— start —

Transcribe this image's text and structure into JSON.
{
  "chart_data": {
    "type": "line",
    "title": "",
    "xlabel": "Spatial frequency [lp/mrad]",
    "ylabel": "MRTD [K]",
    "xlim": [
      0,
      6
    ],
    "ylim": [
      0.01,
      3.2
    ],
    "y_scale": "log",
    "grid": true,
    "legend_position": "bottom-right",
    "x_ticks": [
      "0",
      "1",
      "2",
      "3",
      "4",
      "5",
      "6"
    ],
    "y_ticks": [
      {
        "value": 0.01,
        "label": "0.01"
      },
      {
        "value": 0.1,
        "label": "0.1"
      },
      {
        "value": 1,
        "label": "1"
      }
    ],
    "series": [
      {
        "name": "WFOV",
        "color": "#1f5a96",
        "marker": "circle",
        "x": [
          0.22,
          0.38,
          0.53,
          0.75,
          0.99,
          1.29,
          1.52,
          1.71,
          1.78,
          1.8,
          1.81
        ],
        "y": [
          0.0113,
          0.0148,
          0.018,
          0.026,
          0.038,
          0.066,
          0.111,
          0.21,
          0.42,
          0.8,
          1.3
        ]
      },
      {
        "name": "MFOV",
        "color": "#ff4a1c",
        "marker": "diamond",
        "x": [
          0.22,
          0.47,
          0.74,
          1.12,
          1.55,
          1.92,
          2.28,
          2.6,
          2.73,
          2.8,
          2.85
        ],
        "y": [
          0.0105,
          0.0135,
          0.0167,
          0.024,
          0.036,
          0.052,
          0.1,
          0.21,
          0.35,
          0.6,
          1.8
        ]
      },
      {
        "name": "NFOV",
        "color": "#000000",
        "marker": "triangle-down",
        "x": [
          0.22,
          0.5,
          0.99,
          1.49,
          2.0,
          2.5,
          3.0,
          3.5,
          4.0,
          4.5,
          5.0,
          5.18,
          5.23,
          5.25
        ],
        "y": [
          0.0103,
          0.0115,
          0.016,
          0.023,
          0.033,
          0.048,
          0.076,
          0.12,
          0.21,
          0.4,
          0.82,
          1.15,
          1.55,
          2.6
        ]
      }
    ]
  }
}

— end —

## Work instructions
Within the data above, pick out all lines holding the word "color".

## Finished exercise
        "color": "#1f5a96",
        "color": "#ff4a1c",
        "color": "#000000",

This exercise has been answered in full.